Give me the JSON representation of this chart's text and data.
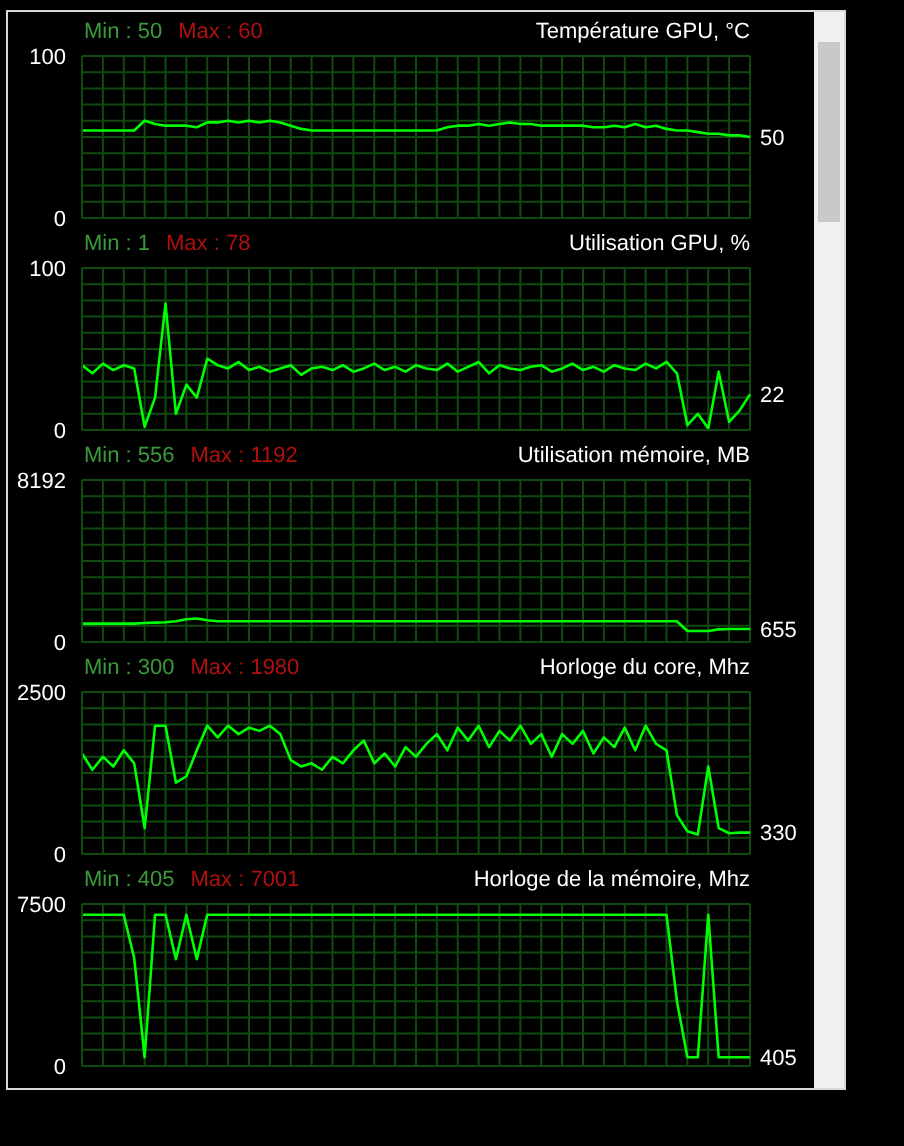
{
  "chart_data": [
    {
      "type": "line",
      "title": "Température GPU, °C",
      "annotations": [
        "Min : 50",
        "Max : 60",
        "50"
      ],
      "grid": true,
      "ylim": [
        0,
        100
      ],
      "yticks": [
        0,
        {
          "value": 10,
          "label": null
        },
        {
          "value": 20,
          "label": null
        },
        {
          "value": 30,
          "label": null
        },
        {
          "value": 40,
          "label": null
        },
        {
          "value": 50,
          "label": null
        },
        {
          "value": 60,
          "label": null
        },
        {
          "value": 70,
          "label": null
        },
        {
          "value": 80,
          "label": null
        },
        {
          "value": 90,
          "label": null
        },
        100
      ],
      "categories": [
        null,
        null,
        null,
        null,
        null,
        null,
        null,
        null,
        null,
        null,
        null,
        null,
        null,
        null,
        null,
        null,
        null,
        null,
        null,
        null,
        null,
        null,
        null,
        null,
        null,
        null,
        null,
        null,
        null,
        null,
        null,
        null,
        null,
        null,
        null,
        null,
        null,
        null,
        null,
        null,
        null,
        null,
        null,
        null,
        null,
        null,
        null,
        null,
        null,
        null,
        null,
        null,
        null,
        null,
        null,
        null,
        null,
        null,
        null,
        null,
        null,
        null,
        null,
        null,
        null
      ],
      "series": [
        {
          "color": "#00ff00",
          "values": [
            54,
            54,
            54,
            54,
            54,
            54,
            60,
            58,
            57,
            57,
            57,
            56,
            59,
            59,
            60,
            59,
            60,
            59,
            60,
            59,
            57,
            55,
            54,
            54,
            54,
            54,
            54,
            54,
            54,
            54,
            54,
            54,
            54,
            54,
            54,
            56,
            57,
            57,
            58,
            57,
            58,
            59,
            58,
            58,
            57,
            57,
            57,
            57,
            57,
            56,
            56,
            57,
            56,
            58,
            56,
            57,
            55,
            54,
            54,
            53,
            52,
            52,
            51,
            51,
            50
          ]
        }
      ]
    },
    {
      "type": "line",
      "title": "Utilisation GPU, %",
      "annotations": [
        "Min : 1",
        "Max : 78",
        "22"
      ],
      "grid": true,
      "ylim": [
        0,
        100
      ],
      "yticks": [
        0,
        {
          "value": 10,
          "label": null
        },
        {
          "value": 20,
          "label": null
        },
        {
          "value": 30,
          "label": null
        },
        {
          "value": 40,
          "label": null
        },
        {
          "value": 50,
          "label": null
        },
        {
          "value": 60,
          "label": null
        },
        {
          "value": 70,
          "label": null
        },
        {
          "value": 80,
          "label": null
        },
        {
          "value": 90,
          "label": null
        },
        100
      ],
      "categories": [
        null,
        null,
        null,
        null,
        null,
        null,
        null,
        null,
        null,
        null,
        null,
        null,
        null,
        null,
        null,
        null,
        null,
        null,
        null,
        null,
        null,
        null,
        null,
        null,
        null,
        null,
        null,
        null,
        null,
        null,
        null,
        null,
        null,
        null,
        null,
        null,
        null,
        null,
        null,
        null,
        null,
        null,
        null,
        null,
        null,
        null,
        null,
        null,
        null,
        null,
        null,
        null,
        null,
        null,
        null,
        null,
        null,
        null,
        null,
        null,
        null,
        null,
        null,
        null,
        null
      ],
      "series": [
        {
          "color": "#00ff00",
          "values": [
            40,
            35,
            41,
            37,
            40,
            38,
            2,
            20,
            78,
            10,
            28,
            20,
            44,
            40,
            38,
            42,
            37,
            39,
            36,
            38,
            40,
            34,
            38,
            39,
            37,
            40,
            36,
            38,
            41,
            37,
            39,
            36,
            40,
            38,
            37,
            41,
            36,
            39,
            42,
            35,
            40,
            38,
            37,
            39,
            40,
            36,
            38,
            41,
            37,
            39,
            36,
            40,
            38,
            37,
            41,
            38,
            42,
            35,
            3,
            10,
            1,
            36,
            5,
            12,
            22
          ]
        }
      ]
    },
    {
      "type": "line",
      "title": "Utilisation mémoire, MB",
      "annotations": [
        "Min : 556",
        "Max : 1192",
        "655"
      ],
      "grid": true,
      "ylim": [
        0,
        8192
      ],
      "yticks": [
        0,
        {
          "value": 819.2,
          "label": null
        },
        {
          "value": 1638.4,
          "label": null
        },
        {
          "value": 2457.6,
          "label": null
        },
        {
          "value": 3276.8,
          "label": null
        },
        {
          "value": 4096,
          "label": null
        },
        {
          "value": 4915.2,
          "label": null
        },
        {
          "value": 5734.4,
          "label": null
        },
        {
          "value": 6553.6,
          "label": null
        },
        {
          "value": 7372.8,
          "label": null
        },
        8192
      ],
      "categories": [
        null,
        null,
        null,
        null,
        null,
        null,
        null,
        null,
        null,
        null,
        null,
        null,
        null,
        null,
        null,
        null,
        null,
        null,
        null,
        null,
        null,
        null,
        null,
        null,
        null,
        null,
        null,
        null,
        null,
        null,
        null,
        null,
        null,
        null,
        null,
        null,
        null,
        null,
        null,
        null,
        null,
        null,
        null,
        null,
        null,
        null,
        null,
        null,
        null,
        null,
        null,
        null,
        null,
        null,
        null,
        null,
        null,
        null,
        null,
        null,
        null,
        null,
        null,
        null,
        null
      ],
      "series": [
        {
          "color": "#00ff00",
          "values": [
            930,
            930,
            930,
            930,
            930,
            930,
            960,
            980,
            1000,
            1050,
            1150,
            1192,
            1100,
            1050,
            1050,
            1050,
            1050,
            1050,
            1050,
            1050,
            1050,
            1050,
            1050,
            1050,
            1050,
            1050,
            1050,
            1050,
            1050,
            1050,
            1050,
            1050,
            1050,
            1050,
            1050,
            1050,
            1050,
            1050,
            1050,
            1050,
            1050,
            1050,
            1050,
            1050,
            1050,
            1050,
            1050,
            1050,
            1050,
            1050,
            1050,
            1050,
            1050,
            1050,
            1050,
            1050,
            1050,
            1050,
            556,
            556,
            556,
            640,
            655,
            655,
            655
          ]
        }
      ]
    },
    {
      "type": "line",
      "title": "Horloge du core, Mhz",
      "annotations": [
        "Min : 300",
        "Max : 1980",
        "330"
      ],
      "grid": true,
      "ylim": [
        0,
        2500
      ],
      "yticks": [
        0,
        {
          "value": 250,
          "label": null
        },
        {
          "value": 500,
          "label": null
        },
        {
          "value": 750,
          "label": null
        },
        {
          "value": 1000,
          "label": null
        },
        {
          "value": 1250,
          "label": null
        },
        {
          "value": 1500,
          "label": null
        },
        {
          "value": 1750,
          "label": null
        },
        {
          "value": 2000,
          "label": null
        },
        {
          "value": 2250,
          "label": null
        },
        2500
      ],
      "categories": [
        null,
        null,
        null,
        null,
        null,
        null,
        null,
        null,
        null,
        null,
        null,
        null,
        null,
        null,
        null,
        null,
        null,
        null,
        null,
        null,
        null,
        null,
        null,
        null,
        null,
        null,
        null,
        null,
        null,
        null,
        null,
        null,
        null,
        null,
        null,
        null,
        null,
        null,
        null,
        null,
        null,
        null,
        null,
        null,
        null,
        null,
        null,
        null,
        null,
        null,
        null,
        null,
        null,
        null,
        null,
        null,
        null,
        null,
        null,
        null,
        null,
        null,
        null,
        null,
        null
      ],
      "series": [
        {
          "color": "#00ff00",
          "values": [
            1550,
            1300,
            1500,
            1350,
            1600,
            1400,
            400,
            1980,
            1980,
            1100,
            1200,
            1600,
            1980,
            1800,
            1980,
            1850,
            1950,
            1900,
            1980,
            1850,
            1450,
            1350,
            1400,
            1300,
            1500,
            1400,
            1600,
            1750,
            1400,
            1550,
            1350,
            1650,
            1500,
            1700,
            1850,
            1600,
            1950,
            1750,
            1980,
            1650,
            1900,
            1750,
            1980,
            1700,
            1850,
            1500,
            1850,
            1700,
            1900,
            1550,
            1800,
            1650,
            1950,
            1600,
            1980,
            1700,
            1600,
            600,
            350,
            300,
            1350,
            400,
            320,
            330,
            330
          ]
        }
      ]
    },
    {
      "type": "line",
      "title": "Horloge de la mémoire, Mhz",
      "annotations": [
        "Min : 405",
        "Max : 7001",
        "405"
      ],
      "grid": true,
      "ylim": [
        0,
        7500
      ],
      "yticks": [
        0,
        {
          "value": 750,
          "label": null
        },
        {
          "value": 1500,
          "label": null
        },
        {
          "value": 2250,
          "label": null
        },
        {
          "value": 3000,
          "label": null
        },
        {
          "value": 3750,
          "label": null
        },
        {
          "value": 4500,
          "label": null
        },
        {
          "value": 5250,
          "label": null
        },
        {
          "value": 6000,
          "label": null
        },
        {
          "value": 6750,
          "label": null
        },
        7500
      ],
      "categories": [
        null,
        null,
        null,
        null,
        null,
        null,
        null,
        null,
        null,
        null,
        null,
        null,
        null,
        null,
        null,
        null,
        null,
        null,
        null,
        null,
        null,
        null,
        null,
        null,
        null,
        null,
        null,
        null,
        null,
        null,
        null,
        null,
        null,
        null,
        null,
        null,
        null,
        null,
        null,
        null,
        null,
        null,
        null,
        null,
        null,
        null,
        null,
        null,
        null,
        null,
        null,
        null,
        null,
        null,
        null,
        null,
        null,
        null,
        null,
        null,
        null,
        null,
        null,
        null,
        null
      ],
      "series": [
        {
          "color": "#00ff00",
          "values": [
            7001,
            7001,
            7001,
            7001,
            7001,
            5000,
            405,
            7001,
            7001,
            4950,
            7001,
            4950,
            7001,
            7001,
            7001,
            7001,
            7001,
            7001,
            7001,
            7001,
            7001,
            7001,
            7001,
            7001,
            7001,
            7001,
            7001,
            7001,
            7001,
            7001,
            7001,
            7001,
            7001,
            7001,
            7001,
            7001,
            7001,
            7001,
            7001,
            7001,
            7001,
            7001,
            7001,
            7001,
            7001,
            7001,
            7001,
            7001,
            7001,
            7001,
            7001,
            7001,
            7001,
            7001,
            7001,
            7001,
            7001,
            3000,
            405,
            405,
            7001,
            405,
            405,
            405,
            405
          ]
        }
      ]
    }
  ]
}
----
#### Exercise goal:
Pick out the lines that include the word "mémoire" and write them out.

#### Finished exercise:
      "title": "Utilisation mémoire, MB",
      "title": "Horloge de la mémoire, Mhz",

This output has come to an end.